• [Written exercise] All entries below are to be set down again, identical to the source.

• [Data to use]
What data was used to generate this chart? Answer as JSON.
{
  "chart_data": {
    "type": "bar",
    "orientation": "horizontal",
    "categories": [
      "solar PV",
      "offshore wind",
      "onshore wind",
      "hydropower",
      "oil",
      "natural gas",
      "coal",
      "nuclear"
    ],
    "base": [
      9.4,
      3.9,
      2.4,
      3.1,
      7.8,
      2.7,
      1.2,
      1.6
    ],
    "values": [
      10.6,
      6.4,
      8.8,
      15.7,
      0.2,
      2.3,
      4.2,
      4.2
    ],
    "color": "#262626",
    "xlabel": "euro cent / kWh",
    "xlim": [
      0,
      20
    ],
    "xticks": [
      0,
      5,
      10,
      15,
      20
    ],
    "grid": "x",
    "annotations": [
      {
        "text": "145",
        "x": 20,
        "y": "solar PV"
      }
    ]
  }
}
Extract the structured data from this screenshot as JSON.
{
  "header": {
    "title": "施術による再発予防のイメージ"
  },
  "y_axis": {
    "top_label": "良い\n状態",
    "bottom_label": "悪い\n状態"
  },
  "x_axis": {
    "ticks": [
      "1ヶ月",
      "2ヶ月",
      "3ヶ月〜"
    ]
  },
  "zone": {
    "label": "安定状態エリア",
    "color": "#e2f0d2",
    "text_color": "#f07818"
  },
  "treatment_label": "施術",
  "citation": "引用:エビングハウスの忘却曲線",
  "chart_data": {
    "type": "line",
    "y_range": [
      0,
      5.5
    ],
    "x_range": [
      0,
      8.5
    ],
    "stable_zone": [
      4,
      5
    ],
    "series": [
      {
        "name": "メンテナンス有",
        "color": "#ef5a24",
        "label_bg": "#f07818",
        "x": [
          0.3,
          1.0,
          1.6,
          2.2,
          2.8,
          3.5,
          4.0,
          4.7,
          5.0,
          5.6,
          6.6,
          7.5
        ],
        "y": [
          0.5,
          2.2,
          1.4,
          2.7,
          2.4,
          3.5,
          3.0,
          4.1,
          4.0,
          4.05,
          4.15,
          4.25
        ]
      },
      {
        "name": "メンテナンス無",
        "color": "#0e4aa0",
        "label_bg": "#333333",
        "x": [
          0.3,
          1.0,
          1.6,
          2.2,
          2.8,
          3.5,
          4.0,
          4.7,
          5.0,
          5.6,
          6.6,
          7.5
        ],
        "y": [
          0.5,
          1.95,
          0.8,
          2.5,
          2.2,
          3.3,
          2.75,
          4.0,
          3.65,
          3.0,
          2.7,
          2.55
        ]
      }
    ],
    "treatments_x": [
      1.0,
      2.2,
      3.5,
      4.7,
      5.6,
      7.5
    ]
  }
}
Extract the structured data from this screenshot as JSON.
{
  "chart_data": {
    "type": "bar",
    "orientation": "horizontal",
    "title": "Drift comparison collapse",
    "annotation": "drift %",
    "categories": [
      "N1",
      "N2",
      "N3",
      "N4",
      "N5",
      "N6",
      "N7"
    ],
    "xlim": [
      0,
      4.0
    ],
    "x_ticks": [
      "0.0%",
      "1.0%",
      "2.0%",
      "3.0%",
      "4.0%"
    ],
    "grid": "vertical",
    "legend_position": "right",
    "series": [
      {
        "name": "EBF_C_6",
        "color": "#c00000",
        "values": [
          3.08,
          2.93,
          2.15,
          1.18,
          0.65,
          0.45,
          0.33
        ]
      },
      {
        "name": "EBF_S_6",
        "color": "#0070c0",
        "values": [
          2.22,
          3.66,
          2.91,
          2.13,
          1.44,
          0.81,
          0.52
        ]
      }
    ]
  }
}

• [Solution for this exercise]
What data was used to generate this chart? Answer as JSON.
{
  "chart_data": {
    "type": "bar",
    "orientation": "horizontal",
    "categories": [
      "solar PV",
      "offshore wind",
      "onshore wind",
      "hydropower",
      "oil",
      "natural gas",
      "coal",
      "nuclear"
    ],
    "base": [
      9.4,
      3.9,
      2.4,
      3.1,
      7.8,
      2.7,
      1.2,
      1.6
    ],
    "values": [
      10.6,
      6.4,
      8.8,
      15.7,
      0.2,
      2.3,
      4.2,
      4.2
    ],
    "color": "#262626",
    "xlabel": "euro cent / kWh",
    "xlim": [
      0,
      20
    ],
    "xticks": [
      0,
      5,
      10,
      15,
      20
    ],
    "grid": "x",
    "annotations": [
      {
        "text": "145",
        "x": 20,
        "y": "solar PV"
      }
    ]
  }
}
Extract the structured data from this screenshot as JSON.
{
  "header": {
    "title": "施術による再発予防のイメージ"
  },
  "y_axis": {
    "top_label": "良い\n状態",
    "bottom_label": "悪い\n状態"
  },
  "x_axis": {
    "ticks": [
      "1ヶ月",
      "2ヶ月",
      "3ヶ月〜"
    ]
  },
  "zone": {
    "label": "安定状態エリア",
    "color": "#e2f0d2",
    "text_color": "#f07818"
  },
  "treatment_label": "施術",
  "citation": "引用:エビングハウスの忘却曲線",
  "chart_data": {
    "type": "line",
    "y_range": [
      0,
      5.5
    ],
    "x_range": [
      0,
      8.5
    ],
    "stable_zone": [
      4,
      5
    ],
    "series": [
      {
        "name": "メンテナンス有",
        "color": "#ef5a24",
        "label_bg": "#f07818",
        "x": [
          0.3,
          1.0,
          1.6,
          2.2,
          2.8,
          3.5,
          4.0,
          4.7,
          5.0,
          5.6,
          6.6,
          7.5
        ],
        "y": [
          0.5,
          2.2,
          1.4,
          2.7,
          2.4,
          3.5,
          3.0,
          4.1,
          4.0,
          4.05,
          4.15,
          4.25
        ]
      },
      {
        "name": "メンテナンス無",
        "color": "#0e4aa0",
        "label_bg": "#333333",
        "x": [
          0.3,
          1.0,
          1.6,
          2.2,
          2.8,
          3.5,
          4.0,
          4.7,
          5.0,
          5.6,
          6.6,
          7.5
        ],
        "y": [
          0.5,
          1.95,
          0.8,
          2.5,
          2.2,
          3.3,
          2.75,
          4.0,
          3.65,
          3.0,
          2.7,
          2.55
        ]
      }
    ],
    "treatments_x": [
      1.0,
      2.2,
      3.5,
      4.7,
      5.6,
      7.5
    ]
  }
}
Extract the structured data from this screenshot as JSON.
{
  "chart_data": {
    "type": "bar",
    "orientation": "horizontal",
    "title": "Drift comparison collapse",
    "annotation": "drift %",
    "categories": [
      "N1",
      "N2",
      "N3",
      "N4",
      "N5",
      "N6",
      "N7"
    ],
    "xlim": [
      0,
      4.0
    ],
    "x_ticks": [
      "0.0%",
      "1.0%",
      "2.0%",
      "3.0%",
      "4.0%"
    ],
    "grid": "vertical",
    "legend_position": "right",
    "series": [
      {
        "name": "EBF_C_6",
        "color": "#c00000",
        "values": [
          3.08,
          2.93,
          2.15,
          1.18,
          0.65,
          0.45,
          0.33
        ]
      },
      {
        "name": "EBF_S_6",
        "color": "#0070c0",
        "values": [
          2.22,
          3.66,
          2.91,
          2.13,
          1.44,
          0.81,
          0.52
        ]
      }
    ]
  }
}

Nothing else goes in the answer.